(PROBLEM): Transcribe the records that follow. Keep every word exactly, and drop the pictures.

(Stored records)
··········
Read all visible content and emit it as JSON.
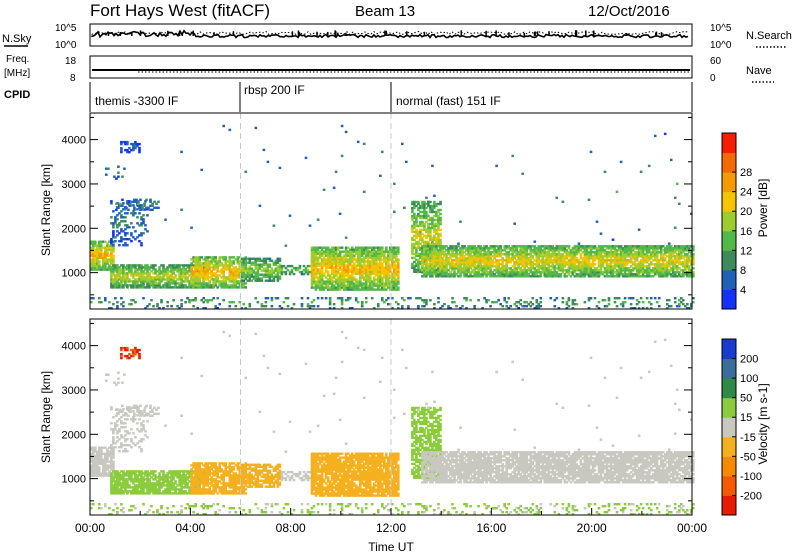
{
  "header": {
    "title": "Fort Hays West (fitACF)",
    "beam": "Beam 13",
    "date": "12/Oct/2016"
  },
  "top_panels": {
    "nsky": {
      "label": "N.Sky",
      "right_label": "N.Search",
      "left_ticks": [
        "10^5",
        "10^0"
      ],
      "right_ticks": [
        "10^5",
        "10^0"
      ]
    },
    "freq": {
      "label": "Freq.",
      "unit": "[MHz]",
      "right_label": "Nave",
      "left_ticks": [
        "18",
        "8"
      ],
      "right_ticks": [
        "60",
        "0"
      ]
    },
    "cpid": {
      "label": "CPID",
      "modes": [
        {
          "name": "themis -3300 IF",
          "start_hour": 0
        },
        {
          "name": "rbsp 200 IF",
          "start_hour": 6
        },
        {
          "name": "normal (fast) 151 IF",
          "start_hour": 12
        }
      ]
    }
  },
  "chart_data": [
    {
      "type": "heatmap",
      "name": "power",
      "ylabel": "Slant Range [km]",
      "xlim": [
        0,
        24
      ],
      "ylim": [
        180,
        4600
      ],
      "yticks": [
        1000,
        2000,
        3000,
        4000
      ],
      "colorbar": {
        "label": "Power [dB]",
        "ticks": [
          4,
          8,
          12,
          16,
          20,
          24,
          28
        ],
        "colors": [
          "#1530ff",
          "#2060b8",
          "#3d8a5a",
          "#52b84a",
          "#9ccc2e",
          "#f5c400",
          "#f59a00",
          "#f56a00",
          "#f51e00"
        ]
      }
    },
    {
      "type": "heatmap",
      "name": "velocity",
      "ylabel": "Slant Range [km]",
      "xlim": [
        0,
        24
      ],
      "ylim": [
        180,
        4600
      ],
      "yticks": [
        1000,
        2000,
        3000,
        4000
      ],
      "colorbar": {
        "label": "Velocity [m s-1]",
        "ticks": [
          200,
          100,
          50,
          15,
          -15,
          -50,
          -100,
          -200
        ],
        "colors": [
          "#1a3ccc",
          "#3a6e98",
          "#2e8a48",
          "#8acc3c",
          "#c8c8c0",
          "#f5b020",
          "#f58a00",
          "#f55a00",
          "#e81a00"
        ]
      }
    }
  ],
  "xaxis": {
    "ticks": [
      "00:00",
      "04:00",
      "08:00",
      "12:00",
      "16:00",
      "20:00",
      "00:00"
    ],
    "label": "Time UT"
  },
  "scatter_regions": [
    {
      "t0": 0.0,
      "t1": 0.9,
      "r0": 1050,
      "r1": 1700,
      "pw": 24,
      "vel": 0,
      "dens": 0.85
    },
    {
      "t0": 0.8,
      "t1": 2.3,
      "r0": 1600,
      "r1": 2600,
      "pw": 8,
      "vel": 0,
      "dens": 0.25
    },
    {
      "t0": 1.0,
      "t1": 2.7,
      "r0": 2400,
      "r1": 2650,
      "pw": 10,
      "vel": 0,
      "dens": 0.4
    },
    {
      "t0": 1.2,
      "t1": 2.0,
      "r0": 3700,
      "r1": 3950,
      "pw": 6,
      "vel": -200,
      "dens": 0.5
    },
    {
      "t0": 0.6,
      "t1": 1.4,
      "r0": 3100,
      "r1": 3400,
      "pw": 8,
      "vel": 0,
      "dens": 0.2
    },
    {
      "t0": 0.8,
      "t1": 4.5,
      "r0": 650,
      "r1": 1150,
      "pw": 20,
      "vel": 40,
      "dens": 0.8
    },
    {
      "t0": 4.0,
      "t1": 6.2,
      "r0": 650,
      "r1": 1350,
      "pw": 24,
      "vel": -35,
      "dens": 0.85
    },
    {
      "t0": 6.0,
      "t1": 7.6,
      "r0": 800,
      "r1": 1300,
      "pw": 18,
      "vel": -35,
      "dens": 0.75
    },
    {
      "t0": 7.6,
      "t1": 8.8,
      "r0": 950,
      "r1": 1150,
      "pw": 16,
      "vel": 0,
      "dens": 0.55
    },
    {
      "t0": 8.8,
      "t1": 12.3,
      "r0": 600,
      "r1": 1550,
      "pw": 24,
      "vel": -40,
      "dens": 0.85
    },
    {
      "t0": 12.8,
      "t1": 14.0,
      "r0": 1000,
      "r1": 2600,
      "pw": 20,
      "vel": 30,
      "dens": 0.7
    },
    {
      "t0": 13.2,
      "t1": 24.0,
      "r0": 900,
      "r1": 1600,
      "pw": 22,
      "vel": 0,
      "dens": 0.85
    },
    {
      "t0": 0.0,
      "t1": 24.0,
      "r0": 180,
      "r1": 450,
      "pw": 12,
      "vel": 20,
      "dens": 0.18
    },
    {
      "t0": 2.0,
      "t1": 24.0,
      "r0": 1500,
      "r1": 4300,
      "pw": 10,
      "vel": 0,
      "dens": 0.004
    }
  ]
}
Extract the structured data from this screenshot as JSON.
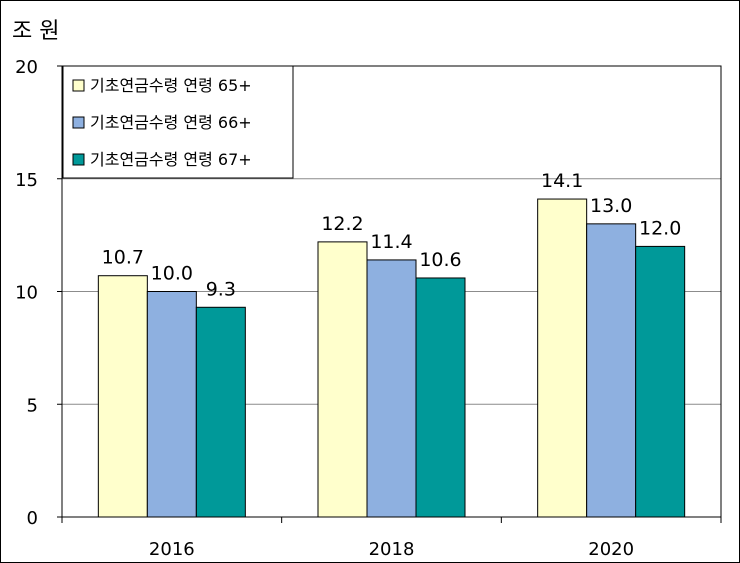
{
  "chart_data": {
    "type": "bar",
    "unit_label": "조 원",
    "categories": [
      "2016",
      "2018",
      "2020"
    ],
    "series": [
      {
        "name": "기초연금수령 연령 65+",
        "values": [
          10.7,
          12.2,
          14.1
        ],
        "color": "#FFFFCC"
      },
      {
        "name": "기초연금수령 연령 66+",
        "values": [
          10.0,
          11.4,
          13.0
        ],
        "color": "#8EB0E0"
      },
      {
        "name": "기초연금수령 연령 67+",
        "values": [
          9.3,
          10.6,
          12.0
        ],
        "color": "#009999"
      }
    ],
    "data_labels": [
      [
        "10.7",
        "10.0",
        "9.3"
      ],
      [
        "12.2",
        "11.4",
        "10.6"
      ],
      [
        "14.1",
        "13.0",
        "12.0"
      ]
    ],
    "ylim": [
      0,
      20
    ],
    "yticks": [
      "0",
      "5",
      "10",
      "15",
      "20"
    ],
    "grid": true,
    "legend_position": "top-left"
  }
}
··········
(EXPECTED ANSWER):
Read all visible content and emit it as JSON.
{
  "header": {
    "title": "Fort Hays West (fitACF)",
    "beam": "Beam 13",
    "date": "12/Oct/2016"
  },
  "top_panels": {
    "nsky": {
      "label": "N.Sky",
      "right_label": "N.Search",
      "left_ticks": [
        "10^5",
        "10^0"
      ],
      "right_ticks": [
        "10^5",
        "10^0"
      ]
    },
    "freq": {
      "label": "Freq.",
      "unit": "[MHz]",
      "right_label": "Nave",
      "left_ticks": [
        "18",
        "8"
      ],
      "right_ticks": [
        "60",
        "0"
      ]
    },
    "cpid": {
      "label": "CPID",
      "modes": [
        {
          "name": "themis -3300 IF",
          "start_hour": 0
        },
        {
          "name": "rbsp 200 IF",
          "start_hour": 6
        },
        {
          "name": "normal (fast) 151 IF",
          "start_hour": 12
        }
      ]
    }
  },
  "chart_data": [
    {
      "type": "heatmap",
      "name": "power",
      "ylabel": "Slant Range [km]",
      "xlim": [
        0,
        24
      ],
      "ylim": [
        180,
        4600
      ],
      "yticks": [
        1000,
        2000,
        3000,
        4000
      ],
      "colorbar": {
        "label": "Power [dB]",
        "ticks": [
          4,
          8,
          12,
          16,
          20,
          24,
          28
        ],
        "colors": [
          "#1530ff",
          "#2060b8",
          "#3d8a5a",
          "#52b84a",
          "#9ccc2e",
          "#f5c400",
          "#f59a00",
          "#f56a00",
          "#f51e00"
        ]
      }
    },
    {
      "type": "heatmap",
      "name": "velocity",
      "ylabel": "Slant Range [km]",
      "xlim": [
        0,
        24
      ],
      "ylim": [
        180,
        4600
      ],
      "yticks": [
        1000,
        2000,
        3000,
        4000
      ],
      "colorbar": {
        "label": "Velocity [m s-1]",
        "ticks": [
          200,
          100,
          50,
          15,
          -15,
          -50,
          -100,
          -200
        ],
        "colors": [
          "#1a3ccc",
          "#3a6e98",
          "#2e8a48",
          "#8acc3c",
          "#c8c8c0",
          "#f5b020",
          "#f58a00",
          "#f55a00",
          "#e81a00"
        ]
      }
    }
  ],
  "xaxis": {
    "ticks": [
      "00:00",
      "04:00",
      "08:00",
      "12:00",
      "16:00",
      "20:00",
      "00:00"
    ],
    "label": "Time UT"
  },
  "scatter_regions": [
    {
      "t0": 0.0,
      "t1": 0.9,
      "r0": 1050,
      "r1": 1700,
      "pw": 24,
      "vel": 0,
      "dens": 0.85
    },
    {
      "t0": 0.8,
      "t1": 2.3,
      "r0": 1600,
      "r1": 2600,
      "pw": 8,
      "vel": 0,
      "dens": 0.25
    },
    {
      "t0": 1.0,
      "t1": 2.7,
      "r0": 2400,
      "r1": 2650,
      "pw": 10,
      "vel": 0,
      "dens": 0.4
    },
    {
      "t0": 1.2,
      "t1": 2.0,
      "r0": 3700,
      "r1": 3950,
      "pw": 6,
      "vel": -200,
      "dens": 0.5
    },
    {
      "t0": 0.6,
      "t1": 1.4,
      "r0": 3100,
      "r1": 3400,
      "pw": 8,
      "vel": 0,
      "dens": 0.2
    },
    {
      "t0": 0.8,
      "t1": 4.5,
      "r0": 650,
      "r1": 1150,
      "pw": 20,
      "vel": 40,
      "dens": 0.8
    },
    {
      "t0": 4.0,
      "t1": 6.2,
      "r0": 650,
      "r1": 1350,
      "pw": 24,
      "vel": -35,
      "dens": 0.85
    },
    {
      "t0": 6.0,
      "t1": 7.6,
      "r0": 800,
      "r1": 1300,
      "pw": 18,
      "vel": -35,
      "dens": 0.75
    },
    {
      "t0": 7.6,
      "t1": 8.8,
      "r0": 950,
      "r1": 1150,
      "pw": 16,
      "vel": 0,
      "dens": 0.55
    },
    {
      "t0": 8.8,
      "t1": 12.3,
      "r0": 600,
      "r1": 1550,
      "pw": 24,
      "vel": -40,
      "dens": 0.85
    },
    {
      "t0": 12.8,
      "t1": 14.0,
      "r0": 1000,
      "r1": 2600,
      "pw": 20,
      "vel": 30,
      "dens": 0.7
    },
    {
      "t0": 13.2,
      "t1": 24.0,
      "r0": 900,
      "r1": 1600,
      "pw": 22,
      "vel": 0,
      "dens": 0.85
    },
    {
      "t0": 0.0,
      "t1": 24.0,
      "r0": 180,
      "r1": 450,
      "pw": 12,
      "vel": 20,
      "dens": 0.18
    },
    {
      "t0": 2.0,
      "t1": 24.0,
      "r0": 1500,
      "r1": 4300,
      "pw": 10,
      "vel": 0,
      "dens": 0.004
    }
  ]
}
Extract the structured data from this screenshot as JSON.
{
  "chart_data": {
    "type": "bar",
    "unit_label": "조 원",
    "categories": [
      "2016",
      "2018",
      "2020"
    ],
    "series": [
      {
        "name": "기초연금수령 연령 65+",
        "values": [
          10.7,
          12.2,
          14.1
        ],
        "color": "#FFFFCC"
      },
      {
        "name": "기초연금수령 연령 66+",
        "values": [
          10.0,
          11.4,
          13.0
        ],
        "color": "#8EB0E0"
      },
      {
        "name": "기초연금수령 연령 67+",
        "values": [
          9.3,
          10.6,
          12.0
        ],
        "color": "#009999"
      }
    ],
    "data_labels": [
      [
        "10.7",
        "10.0",
        "9.3"
      ],
      [
        "12.2",
        "11.4",
        "10.6"
      ],
      [
        "14.1",
        "13.0",
        "12.0"
      ]
    ],
    "ylim": [
      0,
      20
    ],
    "yticks": [
      "0",
      "5",
      "10",
      "15",
      "20"
    ],
    "grid": true,
    "legend_position": "top-left"
  }
}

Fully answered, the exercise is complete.